MAKALELER

Aklı Havada -Bakırköy Belediye Tiyatrosu

2009.09.21 00:00
| | |
5211

Ahmet Önel, birey toplum ilişkilerindeki trajiği ele alan öykülerinde, sıklıkla ironiye de yaslanarak değişik bir anlatım tadı yakalayan bir yazar.

BAKIRKÖY BELEDİYE TİYATROLARINDA BİR BAŞKALDIRI ÖYKÜSÜ: "AKLI HAVADA"…
 
Ahmet Önel, birey toplum ilişkilerindeki trajiği ele alan öykülerinde, sıklıkla ironiye de yaslanarak değişik bir anlatım tadı yakalayan bir yazar. Bakırköy Belediye Tiyatroları, Ahmet Önel'in 1984 Sabahattin Ali Öykü Ödülü'nü alan "Matinede Mükremin (Cem Yayınları/1984)" başlıklı ilk öykü kitabından "Hezarfen'in İbret Dolu Serüveni" öyküsünü almış, alınan öyküyü Ali Yenel "Aklı Havada" adı altında oyunlaştırmış, yetinmemiş yönetmiş, dekor tasarımını da kimseye emanet etmemiş, kendisi üstlenmiş.

Yönergeler:
1 – "Aklı Havada" oyunu üzerine yazıdaki şu cümleyi İngilizceye çevir: "Ahmet Önel, birey toplum ilişkilerindeki trajiği ele alan öykülerinde, sıklıkla ironiye de yaslanarak değişik bir anlatım tadı yakalayan bir yazar."
2 – "Aklı Havada" oyunu üzerine yazıda "BAKIRKÖY BELEDİYE TİYATROLARINDA" sözleriyle başlayıp "etmemiş, kendisi üstlenmiş." sözlerine kadar süren bölümü hiç değiştirmeden yinele.
Bu malzeme başka bir kaynaktan alınmıştır.

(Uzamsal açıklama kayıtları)
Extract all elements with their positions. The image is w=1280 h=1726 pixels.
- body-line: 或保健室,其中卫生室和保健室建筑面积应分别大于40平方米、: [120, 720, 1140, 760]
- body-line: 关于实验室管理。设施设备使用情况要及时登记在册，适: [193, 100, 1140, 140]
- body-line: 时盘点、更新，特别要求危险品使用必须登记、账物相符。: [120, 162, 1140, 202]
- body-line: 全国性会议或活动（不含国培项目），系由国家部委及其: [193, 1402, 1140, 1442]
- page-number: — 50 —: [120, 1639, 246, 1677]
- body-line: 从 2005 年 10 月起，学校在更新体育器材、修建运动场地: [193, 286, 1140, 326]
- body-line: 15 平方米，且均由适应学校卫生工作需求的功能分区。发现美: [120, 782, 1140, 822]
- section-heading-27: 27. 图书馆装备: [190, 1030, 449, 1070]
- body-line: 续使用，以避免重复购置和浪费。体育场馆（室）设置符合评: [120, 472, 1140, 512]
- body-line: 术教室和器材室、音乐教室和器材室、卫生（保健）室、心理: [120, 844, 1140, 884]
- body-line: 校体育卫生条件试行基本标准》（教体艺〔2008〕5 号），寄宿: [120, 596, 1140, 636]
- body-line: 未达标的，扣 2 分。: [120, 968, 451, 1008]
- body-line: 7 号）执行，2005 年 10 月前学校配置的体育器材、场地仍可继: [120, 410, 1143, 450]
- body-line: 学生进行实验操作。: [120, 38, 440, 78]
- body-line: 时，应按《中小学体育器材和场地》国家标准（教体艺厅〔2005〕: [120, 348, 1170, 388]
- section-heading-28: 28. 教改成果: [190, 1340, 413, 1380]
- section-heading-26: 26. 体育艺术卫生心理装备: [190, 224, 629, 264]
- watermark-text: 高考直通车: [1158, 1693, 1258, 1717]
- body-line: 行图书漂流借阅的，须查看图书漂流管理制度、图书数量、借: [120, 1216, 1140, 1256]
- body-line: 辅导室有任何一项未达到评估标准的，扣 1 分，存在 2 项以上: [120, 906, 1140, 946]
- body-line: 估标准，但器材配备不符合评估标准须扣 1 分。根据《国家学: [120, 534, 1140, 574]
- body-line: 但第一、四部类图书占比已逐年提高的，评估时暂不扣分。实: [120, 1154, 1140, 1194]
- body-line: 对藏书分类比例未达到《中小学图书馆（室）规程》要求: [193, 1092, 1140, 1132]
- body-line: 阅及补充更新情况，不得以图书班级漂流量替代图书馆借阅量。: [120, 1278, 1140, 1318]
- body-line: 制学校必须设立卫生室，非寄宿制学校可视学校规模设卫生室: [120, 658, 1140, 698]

Beklenen Sonuçlar:
1 – Ahmet Önel is a writer who, in stories that deal with the tragic in the relations between individual and society, often leans on irony as well and achieves a distinctive flavor of narration.

2 –
BAKIRKÖY BELEDİYE TİYATROLARINDA BİR BAŞKALDIRI ÖYKÜSÜ: "AKLI HAVADA"…
 
Ahmet Önel, birey toplum ilişkilerindeki trajiği ele alan öykülerinde, sıklıkla ironiye de yaslanarak değişik bir anlatım tadı yakalayan bir yazar. Bakırköy Belediye Tiyatroları, Ahmet Önel'in 1984 Sabahattin Ali Öykü Ödülü'nü alan "Matinede Mükremin (Cem Yayınları/1984)" başlıklı ilk öykü kitabından "Hezarfen'in İbret Dolu Serüveni" öyküsünü almış, alınan öyküyü Ali Yenel "Aklı Havada" adı altında oyunlaştırmış, yetinmemiş yönetmiş, dekor tasarımını da kimseye emanet etmemiş, kendisi üstlenmiş.